Objective: What follows are records. Restate all of them word for word.

**** Dataset extract

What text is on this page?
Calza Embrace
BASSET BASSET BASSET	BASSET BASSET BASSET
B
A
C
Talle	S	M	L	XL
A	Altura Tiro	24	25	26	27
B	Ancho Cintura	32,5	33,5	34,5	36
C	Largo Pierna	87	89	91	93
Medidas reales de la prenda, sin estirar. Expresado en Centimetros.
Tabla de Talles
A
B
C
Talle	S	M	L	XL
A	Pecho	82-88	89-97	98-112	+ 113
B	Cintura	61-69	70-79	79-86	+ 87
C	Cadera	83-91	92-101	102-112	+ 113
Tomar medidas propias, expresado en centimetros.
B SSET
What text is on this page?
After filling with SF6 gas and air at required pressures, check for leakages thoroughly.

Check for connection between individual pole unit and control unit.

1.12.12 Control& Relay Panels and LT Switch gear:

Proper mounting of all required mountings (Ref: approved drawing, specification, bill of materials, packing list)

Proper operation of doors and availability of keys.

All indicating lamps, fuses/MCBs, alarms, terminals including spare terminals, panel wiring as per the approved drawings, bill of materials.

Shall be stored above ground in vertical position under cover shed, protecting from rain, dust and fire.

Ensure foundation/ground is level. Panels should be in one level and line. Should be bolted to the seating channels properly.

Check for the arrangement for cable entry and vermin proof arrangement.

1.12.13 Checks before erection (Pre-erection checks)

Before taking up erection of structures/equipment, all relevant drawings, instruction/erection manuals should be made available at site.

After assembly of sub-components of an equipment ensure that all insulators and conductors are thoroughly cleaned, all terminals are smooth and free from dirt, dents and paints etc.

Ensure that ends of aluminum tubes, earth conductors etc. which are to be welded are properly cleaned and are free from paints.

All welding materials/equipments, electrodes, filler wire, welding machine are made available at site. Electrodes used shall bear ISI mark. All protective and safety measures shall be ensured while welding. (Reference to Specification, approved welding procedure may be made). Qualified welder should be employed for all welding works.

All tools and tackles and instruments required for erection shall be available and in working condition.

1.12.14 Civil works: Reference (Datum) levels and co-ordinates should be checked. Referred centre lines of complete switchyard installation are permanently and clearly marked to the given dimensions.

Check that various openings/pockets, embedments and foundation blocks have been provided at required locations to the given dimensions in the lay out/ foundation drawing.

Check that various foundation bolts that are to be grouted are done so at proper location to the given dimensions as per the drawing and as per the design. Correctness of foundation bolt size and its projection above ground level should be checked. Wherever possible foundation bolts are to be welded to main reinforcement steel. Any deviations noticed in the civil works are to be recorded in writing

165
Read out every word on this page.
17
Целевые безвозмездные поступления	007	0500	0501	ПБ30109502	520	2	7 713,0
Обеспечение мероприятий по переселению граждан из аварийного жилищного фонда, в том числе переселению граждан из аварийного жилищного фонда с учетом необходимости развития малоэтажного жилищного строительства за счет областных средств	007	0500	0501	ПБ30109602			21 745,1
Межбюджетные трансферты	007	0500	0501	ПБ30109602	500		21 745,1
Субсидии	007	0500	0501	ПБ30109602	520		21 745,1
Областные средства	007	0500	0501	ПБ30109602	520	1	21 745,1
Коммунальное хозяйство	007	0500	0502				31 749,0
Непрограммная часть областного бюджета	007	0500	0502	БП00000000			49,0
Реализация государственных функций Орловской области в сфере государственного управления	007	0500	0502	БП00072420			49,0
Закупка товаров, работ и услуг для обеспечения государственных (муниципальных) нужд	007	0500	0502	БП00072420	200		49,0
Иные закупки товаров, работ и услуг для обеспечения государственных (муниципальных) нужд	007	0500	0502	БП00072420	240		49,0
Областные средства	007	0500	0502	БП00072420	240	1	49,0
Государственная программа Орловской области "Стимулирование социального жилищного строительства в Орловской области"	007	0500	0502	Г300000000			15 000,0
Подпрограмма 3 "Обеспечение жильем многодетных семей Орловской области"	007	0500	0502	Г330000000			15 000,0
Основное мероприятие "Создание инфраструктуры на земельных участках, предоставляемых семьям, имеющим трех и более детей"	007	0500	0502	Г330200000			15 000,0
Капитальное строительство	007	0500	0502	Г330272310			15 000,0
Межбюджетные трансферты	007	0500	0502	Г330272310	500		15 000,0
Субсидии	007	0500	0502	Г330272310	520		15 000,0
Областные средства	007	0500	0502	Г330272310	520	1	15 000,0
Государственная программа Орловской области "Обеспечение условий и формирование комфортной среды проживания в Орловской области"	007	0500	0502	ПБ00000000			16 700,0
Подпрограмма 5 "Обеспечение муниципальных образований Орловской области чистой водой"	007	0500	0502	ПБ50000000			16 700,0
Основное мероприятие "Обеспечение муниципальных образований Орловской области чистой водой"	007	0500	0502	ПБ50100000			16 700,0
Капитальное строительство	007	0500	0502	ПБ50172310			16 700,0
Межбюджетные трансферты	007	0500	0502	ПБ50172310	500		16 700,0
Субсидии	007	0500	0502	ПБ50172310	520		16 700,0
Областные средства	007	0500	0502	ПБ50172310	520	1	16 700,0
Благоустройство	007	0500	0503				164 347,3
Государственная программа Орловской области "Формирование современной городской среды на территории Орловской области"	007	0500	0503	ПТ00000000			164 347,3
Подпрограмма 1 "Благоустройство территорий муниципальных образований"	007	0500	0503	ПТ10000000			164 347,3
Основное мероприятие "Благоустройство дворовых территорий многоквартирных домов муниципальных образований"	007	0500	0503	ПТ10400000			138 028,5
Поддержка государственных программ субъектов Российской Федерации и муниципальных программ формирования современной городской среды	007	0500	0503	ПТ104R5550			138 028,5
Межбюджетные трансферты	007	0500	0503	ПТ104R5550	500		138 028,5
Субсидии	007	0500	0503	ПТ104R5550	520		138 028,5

********

Full answer:
What text is on this page?
Calza Embrace
BASSET BASSET BASSET	BASSET BASSET BASSET
B
A
C
Talle	S	M	L	XL
A	Altura Tiro	24	25	26	27
B	Ancho Cintura	32,5	33,5	34,5	36
C	Largo Pierna	87	89	91	93
Medidas reales de la prenda, sin estirar. Expresado en Centimetros.
Tabla de Talles
A
B
C
Talle	S	M	L	XL
A	Pecho	82-88	89-97	98-112	+ 113
B	Cintura	61-69	70-79	79-86	+ 87
C	Cadera	83-91	92-101	102-112	+ 113
Tomar medidas propias, expresado en centimetros.
B SSET
What text is on this page?
After filling with SF6 gas and air at required pressures, check for leakages thoroughly.

Check for connection between individual pole unit and control unit.

1.12.12 Control& Relay Panels and LT Switch gear:

Proper mounting of all required mountings (Ref: approved drawing, specification, bill of materials, packing list)

Proper operation of doors and availability of keys.

All indicating lamps, fuses/MCBs, alarms, terminals including spare terminals, panel wiring as per the approved drawings, bill of materials.

Shall be stored above ground in vertical position under cover shed, protecting from rain, dust and fire.

Ensure foundation/ground is level. Panels should be in one level and line. Should be bolted to the seating channels properly.

Check for the arrangement for cable entry and vermin proof arrangement.

1.12.13 Checks before erection (Pre-erection checks)

Before taking up erection of structures/equipment, all relevant drawings, instruction/erection manuals should be made available at site.

After assembly of sub-components of an equipment ensure that all insulators and conductors are thoroughly cleaned, all terminals are smooth and free from dirt, dents and paints etc.

Ensure that ends of aluminum tubes, earth conductors etc. which are to be welded are properly cleaned and are free from paints.

All welding materials/equipments, electrodes, filler wire, welding machine are made available at site. Electrodes used shall bear ISI mark. All protective and safety measures shall be ensured while welding. (Reference to Specification, approved welding procedure may be made). Qualified welder should be employed for all welding works.

All tools and tackles and instruments required for erection shall be available and in working condition.

1.12.14 Civil works: Reference (Datum) levels and co-ordinates should be checked. Referred centre lines of complete switchyard installation are permanently and clearly marked to the given dimensions.

Check that various openings/pockets, embedments and foundation blocks have been provided at required locations to the given dimensions in the lay out/ foundation drawing.

Check that various foundation bolts that are to be grouted are done so at proper location to the given dimensions as per the drawing and as per the design. Correctness of foundation bolt size and its projection above ground level should be checked. Wherever possible foundation bolts are to be welded to main reinforcement steel. Any deviations noticed in the civil works are to be recorded in writing

165
Read out every word on this page.
17
Целевые безвозмездные поступления	007	0500	0501	ПБ30109502	520	2	7 713,0
Обеспечение мероприятий по переселению граждан из аварийного жилищного фонда, в том числе переселению граждан из аварийного жилищного фонда с учетом необходимости развития малоэтажного жилищного строительства за счет областных средств	007	0500	0501	ПБ30109602			21 745,1
Межбюджетные трансферты	007	0500	0501	ПБ30109602	500		21 745,1
Субсидии	007	0500	0501	ПБ30109602	520		21 745,1
Областные средства	007	0500	0501	ПБ30109602	520	1	21 745,1
Коммунальное хозяйство	007	0500	0502				31 749,0
Непрограммная часть областного бюджета	007	0500	0502	БП00000000			49,0
Реализация государственных функций Орловской области в сфере государственного управления	007	0500	0502	БП00072420			49,0
Закупка товаров, работ и услуг для обеспечения государственных (муниципальных) нужд	007	0500	0502	БП00072420	200		49,0
Иные закупки товаров, работ и услуг для обеспечения государственных (муниципальных) нужд	007	0500	0502	БП00072420	240		49,0
Областные средства	007	0500	0502	БП00072420	240	1	49,0
Государственная программа Орловской области "Стимулирование социального жилищного строительства в Орловской области"	007	0500	0502	Г300000000			15 000,0
Подпрограмма 3 "Обеспечение жильем многодетных семей Орловской области"	007	0500	0502	Г330000000			15 000,0
Основное мероприятие "Создание инфраструктуры на земельных участках, предоставляемых семьям, имеющим трех и более детей"	007	0500	0502	Г330200000			15 000,0
Капитальное строительство	007	0500	0502	Г330272310			15 000,0
Межбюджетные трансферты	007	0500	0502	Г330272310	500		15 000,0
Субсидии	007	0500	0502	Г330272310	520		15 000,0
Областные средства	007	0500	0502	Г330272310	520	1	15 000,0
Государственная программа Орловской области "Обеспечение условий и формирование комфортной среды проживания в Орловской области"	007	0500	0502	ПБ00000000			16 700,0
Подпрограмма 5 "Обеспечение муниципальных образований Орловской области чистой водой"	007	0500	0502	ПБ50000000			16 700,0
Основное мероприятие "Обеспечение муниципальных образований Орловской области чистой водой"	007	0500	0502	ПБ50100000			16 700,0
Капитальное строительство	007	0500	0502	ПБ50172310			16 700,0
Межбюджетные трансферты	007	0500	0502	ПБ50172310	500		16 700,0
Субсидии	007	0500	0502	ПБ50172310	520		16 700,0
Областные средства	007	0500	0502	ПБ50172310	520	1	16 700,0
Благоустройство	007	0500	0503				164 347,3
Государственная программа Орловской области "Формирование современной городской среды на территории Орловской области"	007	0500	0503	ПТ00000000			164 347,3
Подпрограмма 1 "Благоустройство территорий муниципальных образований"	007	0500	0503	ПТ10000000			164 347,3
Основное мероприятие "Благоустройство дворовых территорий многоквартирных домов муниципальных образований"	007	0500	0503	ПТ10400000			138 028,5
Поддержка государственных программ субъектов Российской Федерации и муниципальных программ формирования современной городской среды	007	0500	0503	ПТ104R5550			138 028,5
Межбюджетные трансферты	007	0500	0503	ПТ104R5550	500		138 028,5
Субсидии	007	0500	0503	ПТ104R5550	520		138 028,5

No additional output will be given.